◆ **Your objective**: Copy out the entries in full and with complete accuracy; pictures are excluded.

◆ **Given entries**:
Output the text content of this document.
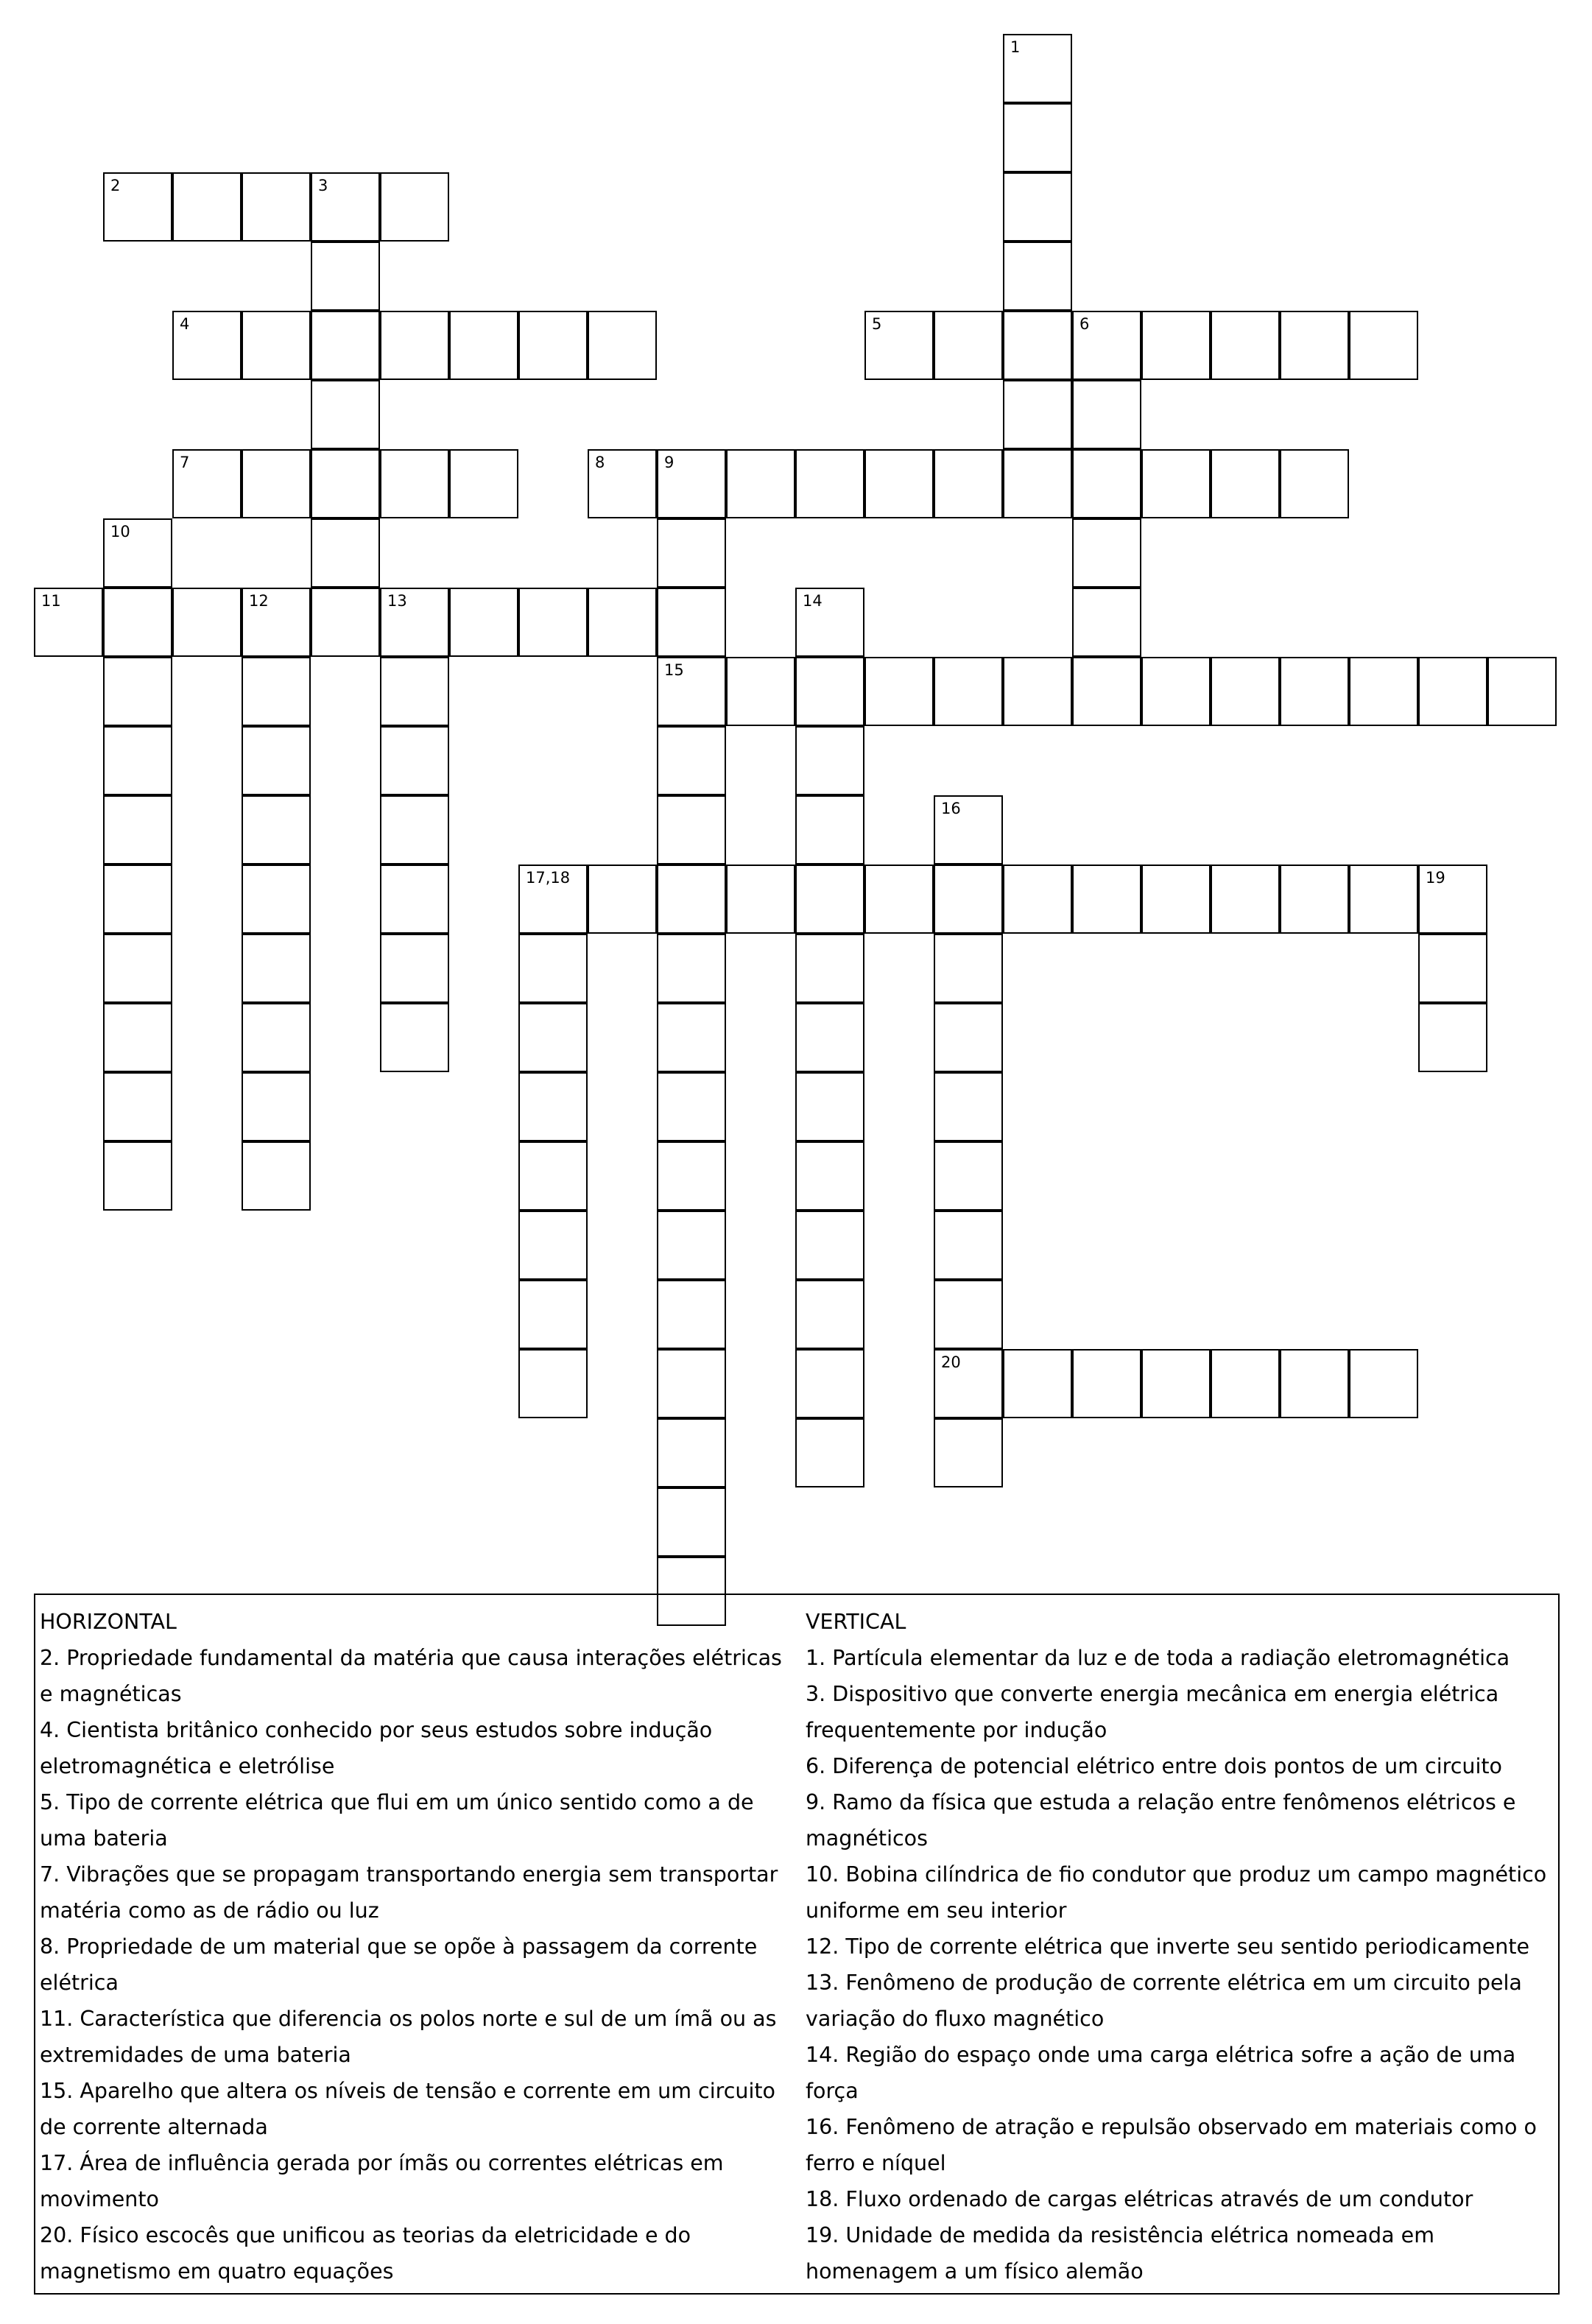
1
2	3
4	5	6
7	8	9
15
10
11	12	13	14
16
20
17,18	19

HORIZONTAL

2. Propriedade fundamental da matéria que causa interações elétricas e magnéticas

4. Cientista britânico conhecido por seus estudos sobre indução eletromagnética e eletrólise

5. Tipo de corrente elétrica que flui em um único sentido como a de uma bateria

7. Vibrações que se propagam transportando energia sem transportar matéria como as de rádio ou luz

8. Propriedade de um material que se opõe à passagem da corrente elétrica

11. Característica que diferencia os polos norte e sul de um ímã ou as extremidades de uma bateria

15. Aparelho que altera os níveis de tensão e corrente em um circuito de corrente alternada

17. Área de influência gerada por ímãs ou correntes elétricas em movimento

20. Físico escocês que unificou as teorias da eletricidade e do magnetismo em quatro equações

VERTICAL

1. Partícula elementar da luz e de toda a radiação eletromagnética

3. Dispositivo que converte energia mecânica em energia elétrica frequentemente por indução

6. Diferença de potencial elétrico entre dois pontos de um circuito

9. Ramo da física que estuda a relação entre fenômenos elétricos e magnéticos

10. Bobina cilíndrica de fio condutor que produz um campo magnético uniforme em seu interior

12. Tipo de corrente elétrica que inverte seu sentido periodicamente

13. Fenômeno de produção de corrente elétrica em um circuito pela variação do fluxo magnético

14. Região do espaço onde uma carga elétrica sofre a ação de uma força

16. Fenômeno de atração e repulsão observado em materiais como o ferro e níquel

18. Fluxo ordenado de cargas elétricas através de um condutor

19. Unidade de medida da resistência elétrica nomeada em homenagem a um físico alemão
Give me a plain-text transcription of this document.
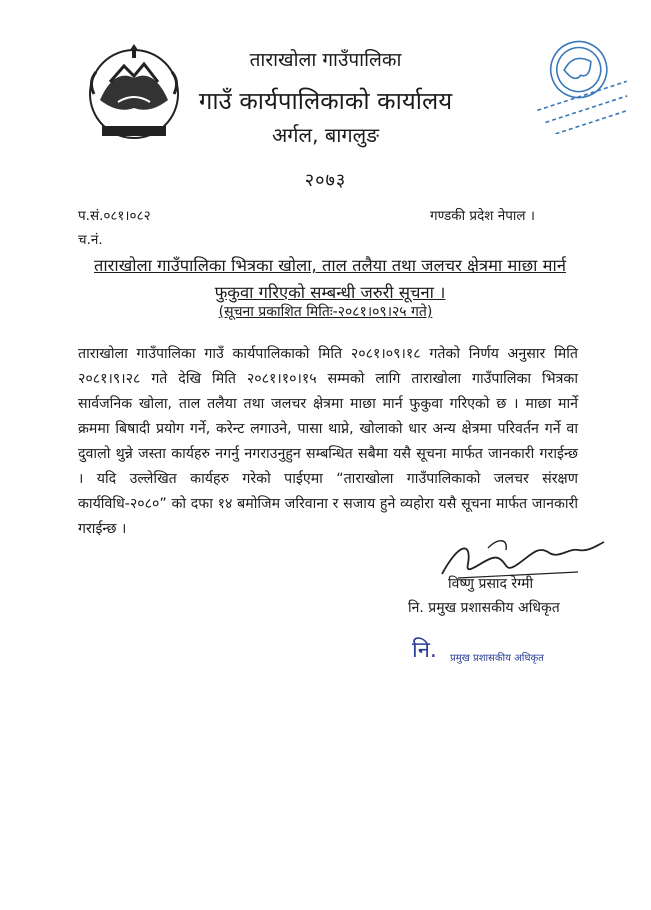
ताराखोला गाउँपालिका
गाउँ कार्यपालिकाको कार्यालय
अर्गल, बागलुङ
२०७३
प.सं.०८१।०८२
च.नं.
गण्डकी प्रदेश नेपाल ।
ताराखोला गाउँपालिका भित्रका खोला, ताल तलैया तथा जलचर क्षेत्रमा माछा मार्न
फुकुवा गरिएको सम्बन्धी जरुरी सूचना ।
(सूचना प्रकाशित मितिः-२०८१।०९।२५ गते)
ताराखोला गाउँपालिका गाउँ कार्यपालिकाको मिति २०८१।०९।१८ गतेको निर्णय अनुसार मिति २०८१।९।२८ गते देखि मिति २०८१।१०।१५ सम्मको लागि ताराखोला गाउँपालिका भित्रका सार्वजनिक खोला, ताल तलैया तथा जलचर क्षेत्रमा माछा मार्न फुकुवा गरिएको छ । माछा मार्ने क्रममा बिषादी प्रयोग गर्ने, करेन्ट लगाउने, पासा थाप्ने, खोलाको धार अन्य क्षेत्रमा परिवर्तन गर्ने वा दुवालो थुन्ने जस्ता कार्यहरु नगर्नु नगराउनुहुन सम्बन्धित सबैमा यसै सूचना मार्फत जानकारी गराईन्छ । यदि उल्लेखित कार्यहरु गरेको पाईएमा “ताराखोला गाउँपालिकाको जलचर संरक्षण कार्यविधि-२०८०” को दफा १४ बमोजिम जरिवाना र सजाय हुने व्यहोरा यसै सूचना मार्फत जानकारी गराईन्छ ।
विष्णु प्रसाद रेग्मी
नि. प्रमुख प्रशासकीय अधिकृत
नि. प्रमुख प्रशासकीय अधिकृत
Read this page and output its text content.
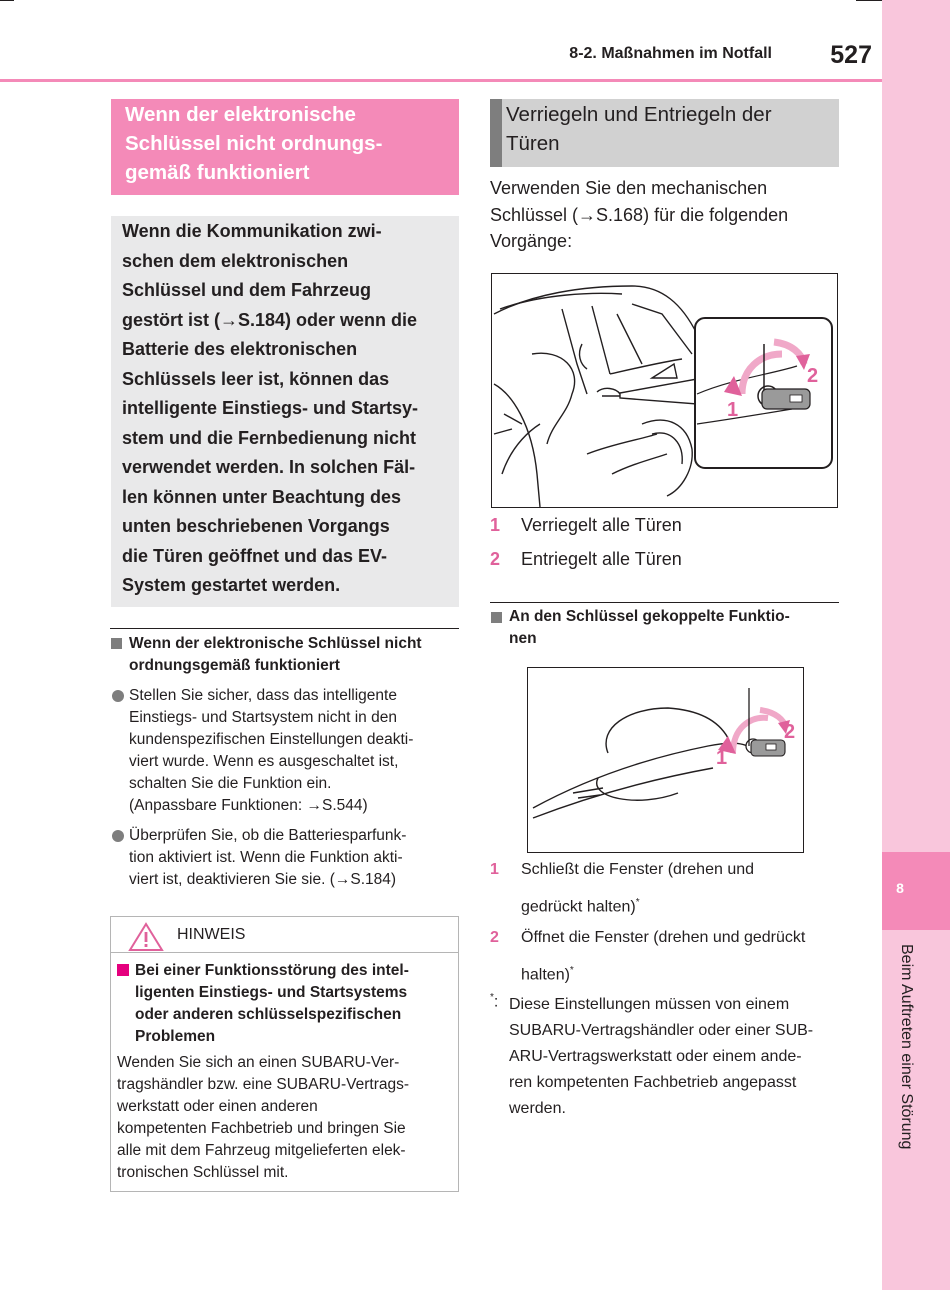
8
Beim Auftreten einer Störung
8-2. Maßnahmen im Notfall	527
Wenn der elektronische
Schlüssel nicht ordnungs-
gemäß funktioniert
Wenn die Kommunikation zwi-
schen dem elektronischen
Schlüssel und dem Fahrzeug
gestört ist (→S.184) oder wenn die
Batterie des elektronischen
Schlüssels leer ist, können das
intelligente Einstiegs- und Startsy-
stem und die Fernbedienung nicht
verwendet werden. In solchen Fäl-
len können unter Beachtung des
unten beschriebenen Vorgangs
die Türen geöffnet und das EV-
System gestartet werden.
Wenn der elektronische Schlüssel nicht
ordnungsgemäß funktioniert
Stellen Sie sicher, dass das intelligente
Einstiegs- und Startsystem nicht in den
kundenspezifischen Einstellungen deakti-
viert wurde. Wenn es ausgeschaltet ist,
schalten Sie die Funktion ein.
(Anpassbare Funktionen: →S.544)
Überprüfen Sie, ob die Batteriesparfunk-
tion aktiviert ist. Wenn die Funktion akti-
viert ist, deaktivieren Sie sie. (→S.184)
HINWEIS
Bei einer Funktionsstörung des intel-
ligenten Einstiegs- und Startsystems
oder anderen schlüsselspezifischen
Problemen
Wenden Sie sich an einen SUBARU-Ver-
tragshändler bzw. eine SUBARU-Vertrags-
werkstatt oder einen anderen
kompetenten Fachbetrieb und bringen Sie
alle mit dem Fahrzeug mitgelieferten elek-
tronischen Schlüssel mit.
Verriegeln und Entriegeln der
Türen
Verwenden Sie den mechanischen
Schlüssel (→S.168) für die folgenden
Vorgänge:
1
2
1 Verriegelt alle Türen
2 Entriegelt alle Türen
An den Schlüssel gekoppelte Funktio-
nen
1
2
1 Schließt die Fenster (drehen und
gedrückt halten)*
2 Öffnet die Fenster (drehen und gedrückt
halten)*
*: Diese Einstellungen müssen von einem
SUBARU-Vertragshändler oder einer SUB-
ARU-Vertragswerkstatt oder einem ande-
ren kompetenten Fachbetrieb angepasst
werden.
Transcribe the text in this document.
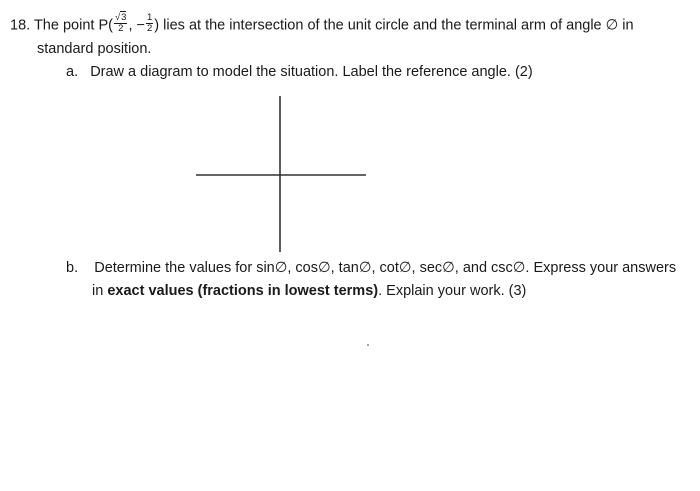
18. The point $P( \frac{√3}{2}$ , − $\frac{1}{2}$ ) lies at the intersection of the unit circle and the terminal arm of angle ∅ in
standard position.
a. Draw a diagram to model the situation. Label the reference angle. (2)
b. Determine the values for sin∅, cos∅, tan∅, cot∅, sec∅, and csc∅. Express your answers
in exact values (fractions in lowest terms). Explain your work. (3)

◆ **Reply**:
Output the text content of this document.
1
2	3
4	5	6
7	8	9
15
10
11	12	13	14
16
20
17,18	19

HORIZONTAL

2. Propriedade fundamental da matéria que causa interações elétricas e magnéticas

4. Cientista britânico conhecido por seus estudos sobre indução eletromagnética e eletrólise

5. Tipo de corrente elétrica que flui em um único sentido como a de uma bateria

7. Vibrações que se propagam transportando energia sem transportar matéria como as de rádio ou luz

8. Propriedade de um material que se opõe à passagem da corrente elétrica

11. Característica que diferencia os polos norte e sul de um ímã ou as extremidades de uma bateria

15. Aparelho que altera os níveis de tensão e corrente em um circuito de corrente alternada

17. Área de influência gerada por ímãs ou correntes elétricas em movimento

20. Físico escocês que unificou as teorias da eletricidade e do magnetismo em quatro equações

VERTICAL

1. Partícula elementar da luz e de toda a radiação eletromagnética

3. Dispositivo que converte energia mecânica em energia elétrica frequentemente por indução

6. Diferença de potencial elétrico entre dois pontos de um circuito

9. Ramo da física que estuda a relação entre fenômenos elétricos e magnéticos

10. Bobina cilíndrica de fio condutor que produz um campo magnético uniforme em seu interior

12. Tipo de corrente elétrica que inverte seu sentido periodicamente

13. Fenômeno de produção de corrente elétrica em um circuito pela variação do fluxo magnético

14. Região do espaço onde uma carga elétrica sofre a ação de uma força

16. Fenômeno de atração e repulsão observado em materiais como o ferro e níquel

18. Fluxo ordenado de cargas elétricas através de um condutor

19. Unidade de medida da resistência elétrica nomeada em homenagem a um físico alemão
Give me a plain-text transcription of this document.
ताराखोला गाउँपालिका
गाउँ कार्यपालिकाको कार्यालय
अर्गल, बागलुङ
२०७३
प.सं.०८१।०८२
च.नं.
गण्डकी प्रदेश नेपाल ।
ताराखोला गाउँपालिका भित्रका खोला, ताल तलैया तथा जलचर क्षेत्रमा माछा मार्न
फुकुवा गरिएको सम्बन्धी जरुरी सूचना ।
(सूचना प्रकाशित मितिः-२०८१।०९।२५ गते)
ताराखोला गाउँपालिका गाउँ कार्यपालिकाको मिति २०८१।०९।१८ गतेको निर्णय अनुसार मिति २०८१।९।२८ गते देखि मिति २०८१।१०।१५ सम्मको लागि ताराखोला गाउँपालिका भित्रका सार्वजनिक खोला, ताल तलैया तथा जलचर क्षेत्रमा माछा मार्न फुकुवा गरिएको छ । माछा मार्ने क्रममा बिषादी प्रयोग गर्ने, करेन्ट लगाउने, पासा थाप्ने, खोलाको धार अन्य क्षेत्रमा परिवर्तन गर्ने वा दुवालो थुन्ने जस्ता कार्यहरु नगर्नु नगराउनुहुन सम्बन्धित सबैमा यसै सूचना मार्फत जानकारी गराईन्छ । यदि उल्लेखित कार्यहरु गरेको पाईएमा “ताराखोला गाउँपालिकाको जलचर संरक्षण कार्यविधि-२०८०” को दफा १४ बमोजिम जरिवाना र सजाय हुने व्यहोरा यसै सूचना मार्फत जानकारी गराईन्छ ।
विष्णु प्रसाद रेग्मी
नि. प्रमुख प्रशासकीय अधिकृत
नि. प्रमुख प्रशासकीय अधिकृत
Read this page and output its text content.
8
Beim Auftreten einer Störung
8-2. Maßnahmen im Notfall	527
Wenn der elektronische
Schlüssel nicht ordnungs-
gemäß funktioniert
Wenn die Kommunikation zwi-
schen dem elektronischen
Schlüssel und dem Fahrzeug
gestört ist (→S.184) oder wenn die
Batterie des elektronischen
Schlüssels leer ist, können das
intelligente Einstiegs- und Startsy-
stem und die Fernbedienung nicht
verwendet werden. In solchen Fäl-
len können unter Beachtung des
unten beschriebenen Vorgangs
die Türen geöffnet und das EV-
System gestartet werden.
Wenn der elektronische Schlüssel nicht
ordnungsgemäß funktioniert
Stellen Sie sicher, dass das intelligente
Einstiegs- und Startsystem nicht in den
kundenspezifischen Einstellungen deakti-
viert wurde. Wenn es ausgeschaltet ist,
schalten Sie die Funktion ein.
(Anpassbare Funktionen: →S.544)
Überprüfen Sie, ob die Batteriesparfunk-
tion aktiviert ist. Wenn die Funktion akti-
viert ist, deaktivieren Sie sie. (→S.184)
HINWEIS
Bei einer Funktionsstörung des intel-
ligenten Einstiegs- und Startsystems
oder anderen schlüsselspezifischen
Problemen
Wenden Sie sich an einen SUBARU-Ver-
tragshändler bzw. eine SUBARU-Vertrags-
werkstatt oder einen anderen
kompetenten Fachbetrieb und bringen Sie
alle mit dem Fahrzeug mitgelieferten elek-
tronischen Schlüssel mit.
Verriegeln und Entriegeln der
Türen
Verwenden Sie den mechanischen
Schlüssel (→S.168) für die folgenden
Vorgänge:
1
2
1 Verriegelt alle Türen
2 Entriegelt alle Türen
An den Schlüssel gekoppelte Funktio-
nen
1
2
1 Schließt die Fenster (drehen und
gedrückt halten)*
2 Öffnet die Fenster (drehen und gedrückt
halten)*
*: Diese Einstellungen müssen von einem
SUBARU-Vertragshändler oder einer SUB-
ARU-Vertragswerkstatt oder einem ande-
ren kompetenten Fachbetrieb angepasst
werden.
Transcribe the text in this document.
18. The point $P( \frac{√3}{2}$ , − $\frac{1}{2}$ ) lies at the intersection of the unit circle and the terminal arm of angle ∅ in
standard position.
a. Draw a diagram to model the situation. Label the reference angle. (2)
b. Determine the values for sin∅, cos∅, tan∅, cot∅, sec∅, and csc∅. Express your answers
in exact values (fractions in lowest terms). Explain your work. (3)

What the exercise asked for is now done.